### Task directions
Repeat each entry in full, exactly.

────

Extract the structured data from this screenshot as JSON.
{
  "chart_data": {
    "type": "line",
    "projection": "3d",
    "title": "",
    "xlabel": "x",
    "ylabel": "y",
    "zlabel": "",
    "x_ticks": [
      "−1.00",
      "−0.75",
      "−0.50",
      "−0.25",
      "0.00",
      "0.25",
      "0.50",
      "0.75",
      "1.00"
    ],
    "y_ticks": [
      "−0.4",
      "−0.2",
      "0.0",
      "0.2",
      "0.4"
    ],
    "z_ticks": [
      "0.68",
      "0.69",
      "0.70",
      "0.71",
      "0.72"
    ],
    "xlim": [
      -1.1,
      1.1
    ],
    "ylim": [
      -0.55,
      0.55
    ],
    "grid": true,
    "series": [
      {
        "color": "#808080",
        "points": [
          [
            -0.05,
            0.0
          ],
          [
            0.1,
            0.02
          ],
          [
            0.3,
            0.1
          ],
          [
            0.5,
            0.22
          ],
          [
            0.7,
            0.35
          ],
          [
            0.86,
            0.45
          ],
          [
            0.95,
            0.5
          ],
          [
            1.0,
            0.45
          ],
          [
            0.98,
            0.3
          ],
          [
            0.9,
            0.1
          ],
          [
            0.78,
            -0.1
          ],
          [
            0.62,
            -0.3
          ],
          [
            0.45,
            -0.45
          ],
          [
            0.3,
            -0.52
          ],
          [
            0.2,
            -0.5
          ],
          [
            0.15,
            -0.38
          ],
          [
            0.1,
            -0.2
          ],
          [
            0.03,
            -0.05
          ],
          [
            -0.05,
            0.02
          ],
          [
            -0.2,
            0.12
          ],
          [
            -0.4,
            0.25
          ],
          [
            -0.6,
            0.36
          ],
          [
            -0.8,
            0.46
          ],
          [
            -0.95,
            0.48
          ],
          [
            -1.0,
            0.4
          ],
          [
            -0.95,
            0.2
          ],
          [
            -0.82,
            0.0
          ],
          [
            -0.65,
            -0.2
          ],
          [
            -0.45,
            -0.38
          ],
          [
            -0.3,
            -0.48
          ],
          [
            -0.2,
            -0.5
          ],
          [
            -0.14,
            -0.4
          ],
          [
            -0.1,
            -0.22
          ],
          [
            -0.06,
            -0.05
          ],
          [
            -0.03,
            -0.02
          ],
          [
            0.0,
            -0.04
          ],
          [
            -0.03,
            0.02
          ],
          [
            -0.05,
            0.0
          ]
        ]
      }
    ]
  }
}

────

### Correct answer
Extract the structured data from this screenshot as JSON.
{
  "chart_data": {
    "type": "line",
    "projection": "3d",
    "title": "",
    "xlabel": "x",
    "ylabel": "y",
    "zlabel": "",
    "x_ticks": [
      "−1.00",
      "−0.75",
      "−0.50",
      "−0.25",
      "0.00",
      "0.25",
      "0.50",
      "0.75",
      "1.00"
    ],
    "y_ticks": [
      "−0.4",
      "−0.2",
      "0.0",
      "0.2",
      "0.4"
    ],
    "z_ticks": [
      "0.68",
      "0.69",
      "0.70",
      "0.71",
      "0.72"
    ],
    "xlim": [
      -1.1,
      1.1
    ],
    "ylim": [
      -0.55,
      0.55
    ],
    "grid": true,
    "series": [
      {
        "color": "#808080",
        "points": [
          [
            -0.05,
            0.0
          ],
          [
            0.1,
            0.02
          ],
          [
            0.3,
            0.1
          ],
          [
            0.5,
            0.22
          ],
          [
            0.7,
            0.35
          ],
          [
            0.86,
            0.45
          ],
          [
            0.95,
            0.5
          ],
          [
            1.0,
            0.45
          ],
          [
            0.98,
            0.3
          ],
          [
            0.9,
            0.1
          ],
          [
            0.78,
            -0.1
          ],
          [
            0.62,
            -0.3
          ],
          [
            0.45,
            -0.45
          ],
          [
            0.3,
            -0.52
          ],
          [
            0.2,
            -0.5
          ],
          [
            0.15,
            -0.38
          ],
          [
            0.1,
            -0.2
          ],
          [
            0.03,
            -0.05
          ],
          [
            -0.05,
            0.02
          ],
          [
            -0.2,
            0.12
          ],
          [
            -0.4,
            0.25
          ],
          [
            -0.6,
            0.36
          ],
          [
            -0.8,
            0.46
          ],
          [
            -0.95,
            0.48
          ],
          [
            -1.0,
            0.4
          ],
          [
            -0.95,
            0.2
          ],
          [
            -0.82,
            0.0
          ],
          [
            -0.65,
            -0.2
          ],
          [
            -0.45,
            -0.38
          ],
          [
            -0.3,
            -0.48
          ],
          [
            -0.2,
            -0.5
          ],
          [
            -0.14,
            -0.4
          ],
          [
            -0.1,
            -0.22
          ],
          [
            -0.06,
            -0.05
          ],
          [
            -0.03,
            -0.02
          ],
          [
            0.0,
            -0.04
          ],
          [
            -0.03,
            0.02
          ],
          [
            -0.05,
            0.0
          ]
        ]
      }
    ]
  }
}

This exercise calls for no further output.